◆ **WHAT TO DO**
Quote all entries in full, exactly.

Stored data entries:
####################

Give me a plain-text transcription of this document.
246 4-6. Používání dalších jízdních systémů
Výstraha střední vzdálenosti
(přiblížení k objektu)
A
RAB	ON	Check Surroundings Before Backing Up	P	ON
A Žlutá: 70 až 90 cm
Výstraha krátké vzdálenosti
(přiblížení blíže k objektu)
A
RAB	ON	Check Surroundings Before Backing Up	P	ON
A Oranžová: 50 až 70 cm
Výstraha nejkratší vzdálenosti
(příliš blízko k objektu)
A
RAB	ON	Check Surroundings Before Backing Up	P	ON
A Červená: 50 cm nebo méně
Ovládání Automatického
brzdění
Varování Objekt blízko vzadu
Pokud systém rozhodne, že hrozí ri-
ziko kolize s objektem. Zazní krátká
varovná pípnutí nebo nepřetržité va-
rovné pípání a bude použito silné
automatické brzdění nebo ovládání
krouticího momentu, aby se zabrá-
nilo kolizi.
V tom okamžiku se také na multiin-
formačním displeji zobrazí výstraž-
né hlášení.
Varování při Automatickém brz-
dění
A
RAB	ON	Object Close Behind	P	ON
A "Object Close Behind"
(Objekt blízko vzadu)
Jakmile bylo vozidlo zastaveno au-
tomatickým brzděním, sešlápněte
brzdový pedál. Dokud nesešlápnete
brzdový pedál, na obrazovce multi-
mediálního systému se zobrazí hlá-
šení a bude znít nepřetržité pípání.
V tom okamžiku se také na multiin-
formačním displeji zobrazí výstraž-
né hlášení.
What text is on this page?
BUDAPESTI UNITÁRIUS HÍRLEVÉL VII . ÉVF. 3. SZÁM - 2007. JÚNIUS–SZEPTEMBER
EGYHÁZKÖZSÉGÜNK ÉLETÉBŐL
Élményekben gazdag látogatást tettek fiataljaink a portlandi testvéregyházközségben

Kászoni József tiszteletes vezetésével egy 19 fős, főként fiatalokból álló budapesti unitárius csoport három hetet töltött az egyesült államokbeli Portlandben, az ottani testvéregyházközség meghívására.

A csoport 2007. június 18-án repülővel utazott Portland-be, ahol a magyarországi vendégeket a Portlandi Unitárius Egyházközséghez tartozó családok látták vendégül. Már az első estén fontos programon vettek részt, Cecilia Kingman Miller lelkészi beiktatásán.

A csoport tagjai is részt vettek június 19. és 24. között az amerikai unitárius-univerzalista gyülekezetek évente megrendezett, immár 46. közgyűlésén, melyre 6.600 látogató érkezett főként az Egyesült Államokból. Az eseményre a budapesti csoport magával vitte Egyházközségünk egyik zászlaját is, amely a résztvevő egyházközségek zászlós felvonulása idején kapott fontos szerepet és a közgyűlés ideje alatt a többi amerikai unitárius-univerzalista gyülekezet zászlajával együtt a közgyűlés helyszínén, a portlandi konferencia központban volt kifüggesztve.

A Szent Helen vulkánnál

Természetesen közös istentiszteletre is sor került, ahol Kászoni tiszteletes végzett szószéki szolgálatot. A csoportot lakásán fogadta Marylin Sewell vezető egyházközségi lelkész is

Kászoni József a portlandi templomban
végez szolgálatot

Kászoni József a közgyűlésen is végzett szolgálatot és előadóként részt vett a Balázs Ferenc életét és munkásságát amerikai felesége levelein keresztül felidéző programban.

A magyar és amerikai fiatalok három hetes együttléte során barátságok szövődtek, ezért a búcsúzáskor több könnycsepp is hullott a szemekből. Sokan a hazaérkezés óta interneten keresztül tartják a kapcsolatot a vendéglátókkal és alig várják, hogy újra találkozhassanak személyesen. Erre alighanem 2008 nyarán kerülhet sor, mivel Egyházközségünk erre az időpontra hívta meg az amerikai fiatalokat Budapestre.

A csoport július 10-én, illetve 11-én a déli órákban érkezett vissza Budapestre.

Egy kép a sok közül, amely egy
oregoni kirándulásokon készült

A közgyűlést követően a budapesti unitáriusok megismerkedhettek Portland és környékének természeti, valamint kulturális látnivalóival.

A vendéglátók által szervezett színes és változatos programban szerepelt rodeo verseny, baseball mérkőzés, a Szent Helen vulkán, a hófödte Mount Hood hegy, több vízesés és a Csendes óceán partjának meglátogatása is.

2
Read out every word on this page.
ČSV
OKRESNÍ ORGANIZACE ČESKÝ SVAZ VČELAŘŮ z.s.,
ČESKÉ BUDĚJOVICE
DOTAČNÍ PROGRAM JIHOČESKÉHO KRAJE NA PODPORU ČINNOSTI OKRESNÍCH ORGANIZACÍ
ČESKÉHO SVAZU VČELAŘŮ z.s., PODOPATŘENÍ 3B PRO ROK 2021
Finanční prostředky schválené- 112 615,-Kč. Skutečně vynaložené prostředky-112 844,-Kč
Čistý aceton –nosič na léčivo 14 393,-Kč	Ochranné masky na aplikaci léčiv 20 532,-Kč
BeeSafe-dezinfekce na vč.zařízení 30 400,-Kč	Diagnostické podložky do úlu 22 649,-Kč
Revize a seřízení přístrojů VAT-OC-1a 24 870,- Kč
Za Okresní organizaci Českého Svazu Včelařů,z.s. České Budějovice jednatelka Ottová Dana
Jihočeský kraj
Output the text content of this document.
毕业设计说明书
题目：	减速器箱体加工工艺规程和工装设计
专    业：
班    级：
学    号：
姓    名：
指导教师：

####################

◆ **EXERCISE SOLUTION**
Give me a plain-text transcription of this document.
246 4-6. Používání dalších jízdních systémů
Výstraha střední vzdálenosti
(přiblížení k objektu)
A
RAB	ON	Check Surroundings Before Backing Up	P	ON
A Žlutá: 70 až 90 cm
Výstraha krátké vzdálenosti
(přiblížení blíže k objektu)
A
RAB	ON	Check Surroundings Before Backing Up	P	ON
A Oranžová: 50 až 70 cm
Výstraha nejkratší vzdálenosti
(příliš blízko k objektu)
A
RAB	ON	Check Surroundings Before Backing Up	P	ON
A Červená: 50 cm nebo méně
Ovládání Automatického
brzdění
Varování Objekt blízko vzadu
Pokud systém rozhodne, že hrozí ri-
ziko kolize s objektem. Zazní krátká
varovná pípnutí nebo nepřetržité va-
rovné pípání a bude použito silné
automatické brzdění nebo ovládání
krouticího momentu, aby se zabrá-
nilo kolizi.
V tom okamžiku se také na multiin-
formačním displeji zobrazí výstraž-
né hlášení.
Varování při Automatickém brz-
dění
A
RAB	ON	Object Close Behind	P	ON
A "Object Close Behind"
(Objekt blízko vzadu)
Jakmile bylo vozidlo zastaveno au-
tomatickým brzděním, sešlápněte
brzdový pedál. Dokud nesešlápnete
brzdový pedál, na obrazovce multi-
mediálního systému se zobrazí hlá-
šení a bude znít nepřetržité pípání.
V tom okamžiku se také na multiin-
formačním displeji zobrazí výstraž-
né hlášení.
What text is on this page?
BUDAPESTI UNITÁRIUS HÍRLEVÉL VII . ÉVF. 3. SZÁM - 2007. JÚNIUS–SZEPTEMBER
EGYHÁZKÖZSÉGÜNK ÉLETÉBŐL
Élményekben gazdag látogatást tettek fiataljaink a portlandi testvéregyházközségben

Kászoni József tiszteletes vezetésével egy 19 fős, főként fiatalokból álló budapesti unitárius csoport három hetet töltött az egyesült államokbeli Portlandben, az ottani testvéregyházközség meghívására.

A csoport 2007. június 18-án repülővel utazott Portland-be, ahol a magyarországi vendégeket a Portlandi Unitárius Egyházközséghez tartozó családok látták vendégül. Már az első estén fontos programon vettek részt, Cecilia Kingman Miller lelkészi beiktatásán.

A csoport tagjai is részt vettek június 19. és 24. között az amerikai unitárius-univerzalista gyülekezetek évente megrendezett, immár 46. közgyűlésén, melyre 6.600 látogató érkezett főként az Egyesült Államokból. Az eseményre a budapesti csoport magával vitte Egyházközségünk egyik zászlaját is, amely a résztvevő egyházközségek zászlós felvonulása idején kapott fontos szerepet és a közgyűlés ideje alatt a többi amerikai unitárius-univerzalista gyülekezet zászlajával együtt a közgyűlés helyszínén, a portlandi konferencia központban volt kifüggesztve.

A Szent Helen vulkánnál

Természetesen közös istentiszteletre is sor került, ahol Kászoni tiszteletes végzett szószéki szolgálatot. A csoportot lakásán fogadta Marylin Sewell vezető egyházközségi lelkész is

Kászoni József a portlandi templomban
végez szolgálatot

Kászoni József a közgyűlésen is végzett szolgálatot és előadóként részt vett a Balázs Ferenc életét és munkásságát amerikai felesége levelein keresztül felidéző programban.

A magyar és amerikai fiatalok három hetes együttléte során barátságok szövődtek, ezért a búcsúzáskor több könnycsepp is hullott a szemekből. Sokan a hazaérkezés óta interneten keresztül tartják a kapcsolatot a vendéglátókkal és alig várják, hogy újra találkozhassanak személyesen. Erre alighanem 2008 nyarán kerülhet sor, mivel Egyházközségünk erre az időpontra hívta meg az amerikai fiatalokat Budapestre.

A csoport július 10-én, illetve 11-én a déli órákban érkezett vissza Budapestre.

Egy kép a sok közül, amely egy
oregoni kirándulásokon készült

A közgyűlést követően a budapesti unitáriusok megismerkedhettek Portland és környékének természeti, valamint kulturális látnivalóival.

A vendéglátók által szervezett színes és változatos programban szerepelt rodeo verseny, baseball mérkőzés, a Szent Helen vulkán, a hófödte Mount Hood hegy, több vízesés és a Csendes óceán partjának meglátogatása is.

2
Read out every word on this page.
ČSV
OKRESNÍ ORGANIZACE ČESKÝ SVAZ VČELAŘŮ z.s.,
ČESKÉ BUDĚJOVICE
DOTAČNÍ PROGRAM JIHOČESKÉHO KRAJE NA PODPORU ČINNOSTI OKRESNÍCH ORGANIZACÍ
ČESKÉHO SVAZU VČELAŘŮ z.s., PODOPATŘENÍ 3B PRO ROK 2021
Finanční prostředky schválené- 112 615,-Kč. Skutečně vynaložené prostředky-112 844,-Kč
Čistý aceton –nosič na léčivo 14 393,-Kč	Ochranné masky na aplikaci léčiv 20 532,-Kč
BeeSafe-dezinfekce na vč.zařízení 30 400,-Kč	Diagnostické podložky do úlu 22 649,-Kč
Revize a seřízení přístrojů VAT-OC-1a 24 870,- Kč
Za Okresní organizaci Českého Svazu Včelařů,z.s. České Budějovice jednatelka Ottová Dana
Jihočeský kraj
Output the text content of this document.
毕业设计说明书
题目：	减速器箱体加工工艺规程和工装设计
专    业：
班    级：
学    号：
姓    名：
指导教师：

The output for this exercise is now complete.